* THE REQUEST *
Copy every line of the listing that holds the string "ÖNCE".

_ _ _ _ _

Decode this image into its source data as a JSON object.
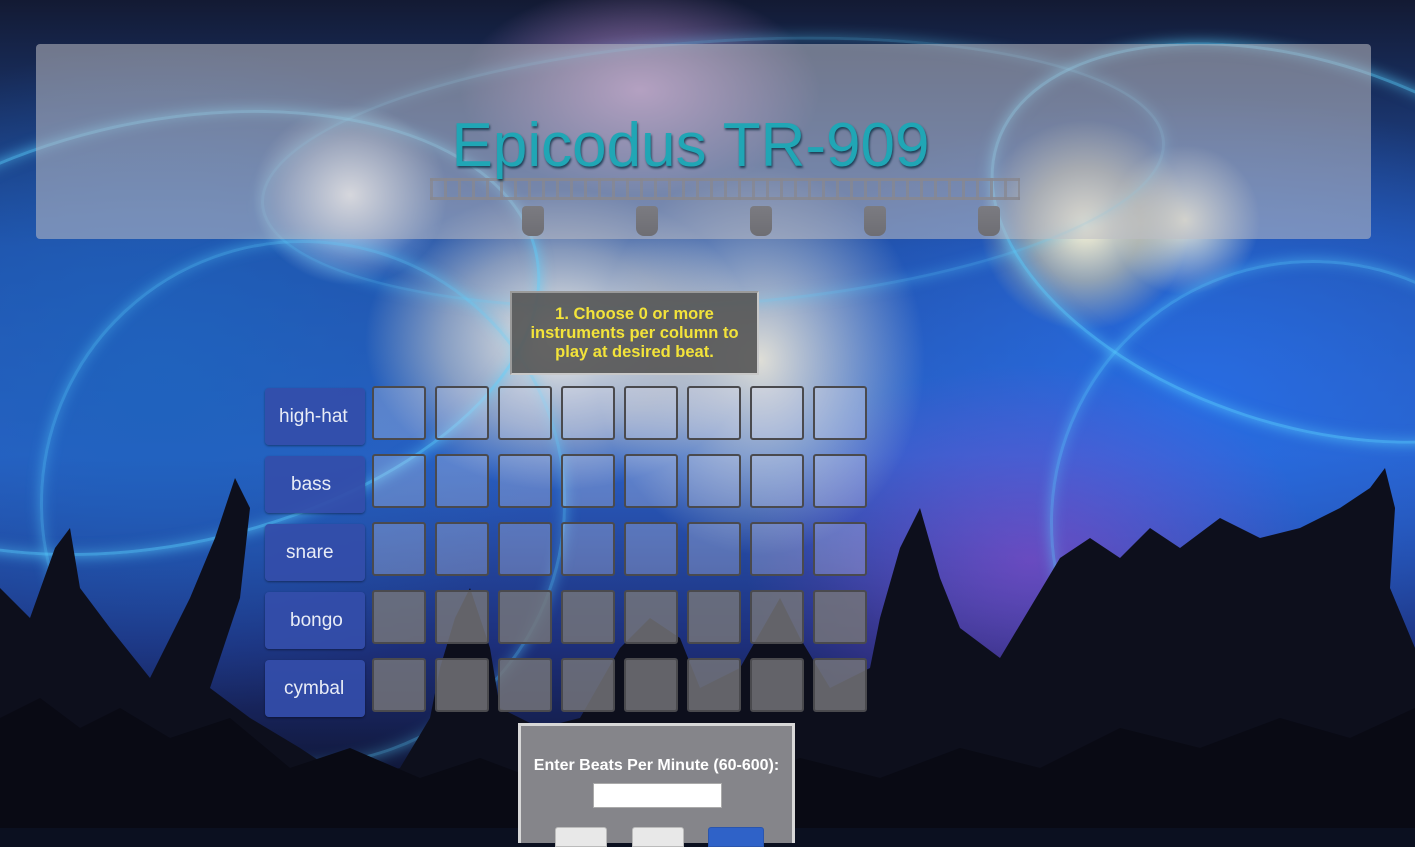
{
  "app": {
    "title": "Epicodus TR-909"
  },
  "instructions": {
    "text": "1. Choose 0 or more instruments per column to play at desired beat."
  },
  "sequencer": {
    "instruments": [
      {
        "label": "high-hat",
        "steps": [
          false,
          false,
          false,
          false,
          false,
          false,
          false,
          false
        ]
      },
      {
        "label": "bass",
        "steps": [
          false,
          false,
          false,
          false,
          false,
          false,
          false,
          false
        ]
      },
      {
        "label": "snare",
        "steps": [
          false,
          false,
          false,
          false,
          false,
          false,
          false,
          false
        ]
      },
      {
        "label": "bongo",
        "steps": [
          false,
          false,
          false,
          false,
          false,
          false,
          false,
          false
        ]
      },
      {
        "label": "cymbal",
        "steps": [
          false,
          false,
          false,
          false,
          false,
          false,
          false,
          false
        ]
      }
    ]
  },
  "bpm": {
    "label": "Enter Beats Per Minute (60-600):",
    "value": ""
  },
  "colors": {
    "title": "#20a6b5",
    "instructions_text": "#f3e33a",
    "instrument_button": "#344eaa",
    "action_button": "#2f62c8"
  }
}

_ _ _ _ _

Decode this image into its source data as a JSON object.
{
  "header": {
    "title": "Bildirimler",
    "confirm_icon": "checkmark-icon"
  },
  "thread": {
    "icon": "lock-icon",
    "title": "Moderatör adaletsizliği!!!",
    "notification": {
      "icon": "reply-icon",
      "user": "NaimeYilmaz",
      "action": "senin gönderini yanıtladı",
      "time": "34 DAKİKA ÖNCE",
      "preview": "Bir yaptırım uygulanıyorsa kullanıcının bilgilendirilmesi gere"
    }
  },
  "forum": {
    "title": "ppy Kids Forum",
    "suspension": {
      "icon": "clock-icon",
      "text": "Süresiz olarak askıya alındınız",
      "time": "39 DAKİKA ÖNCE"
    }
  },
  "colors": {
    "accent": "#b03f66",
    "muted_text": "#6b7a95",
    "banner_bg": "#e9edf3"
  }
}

_ _ _ _ _

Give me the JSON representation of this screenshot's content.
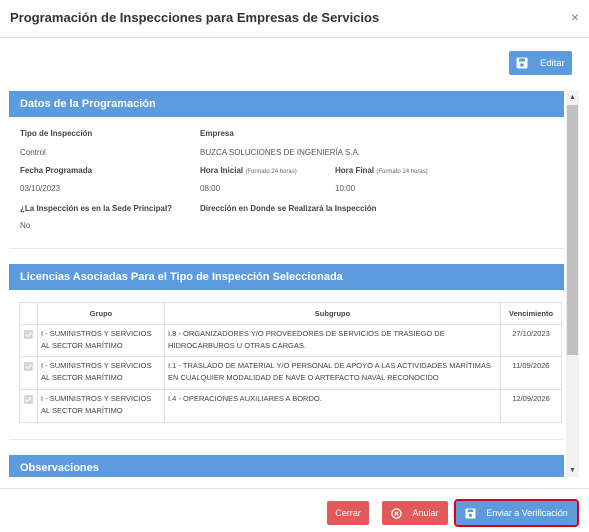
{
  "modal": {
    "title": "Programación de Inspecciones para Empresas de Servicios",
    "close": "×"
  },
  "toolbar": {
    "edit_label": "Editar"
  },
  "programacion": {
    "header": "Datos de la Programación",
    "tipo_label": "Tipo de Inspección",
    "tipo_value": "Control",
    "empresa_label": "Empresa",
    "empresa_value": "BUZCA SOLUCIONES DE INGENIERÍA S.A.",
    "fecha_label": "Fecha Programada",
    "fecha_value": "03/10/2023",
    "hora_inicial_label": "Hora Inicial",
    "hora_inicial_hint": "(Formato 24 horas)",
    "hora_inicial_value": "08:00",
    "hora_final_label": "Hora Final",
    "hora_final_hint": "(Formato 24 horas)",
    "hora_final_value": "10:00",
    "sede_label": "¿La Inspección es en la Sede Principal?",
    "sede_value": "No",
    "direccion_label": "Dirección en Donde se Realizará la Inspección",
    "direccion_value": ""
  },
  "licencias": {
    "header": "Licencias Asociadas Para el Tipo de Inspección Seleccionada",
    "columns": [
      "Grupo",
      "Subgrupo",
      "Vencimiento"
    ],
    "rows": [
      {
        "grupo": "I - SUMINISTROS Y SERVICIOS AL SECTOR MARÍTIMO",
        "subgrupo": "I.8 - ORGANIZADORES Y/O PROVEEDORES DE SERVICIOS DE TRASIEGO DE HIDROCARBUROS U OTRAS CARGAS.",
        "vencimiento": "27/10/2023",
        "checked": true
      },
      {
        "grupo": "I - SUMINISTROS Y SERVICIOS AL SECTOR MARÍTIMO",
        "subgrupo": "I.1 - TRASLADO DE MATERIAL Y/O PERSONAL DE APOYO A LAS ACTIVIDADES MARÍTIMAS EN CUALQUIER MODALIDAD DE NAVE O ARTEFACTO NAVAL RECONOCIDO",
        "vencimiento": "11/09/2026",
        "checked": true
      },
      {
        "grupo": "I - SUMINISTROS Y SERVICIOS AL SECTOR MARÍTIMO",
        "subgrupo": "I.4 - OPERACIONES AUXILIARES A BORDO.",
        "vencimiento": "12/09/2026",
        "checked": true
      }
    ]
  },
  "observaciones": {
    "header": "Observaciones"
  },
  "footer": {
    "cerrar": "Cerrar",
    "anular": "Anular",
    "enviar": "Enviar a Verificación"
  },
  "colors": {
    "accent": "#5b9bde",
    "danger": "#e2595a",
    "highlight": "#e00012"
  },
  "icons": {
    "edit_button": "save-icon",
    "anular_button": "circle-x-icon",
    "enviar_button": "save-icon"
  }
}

_ _ _ _ _

* SOLUTION FOR THIS TASK *
      "time": "34 DAKİKA ÖNCE",
      "time": "39 DAKİKA ÖNCE"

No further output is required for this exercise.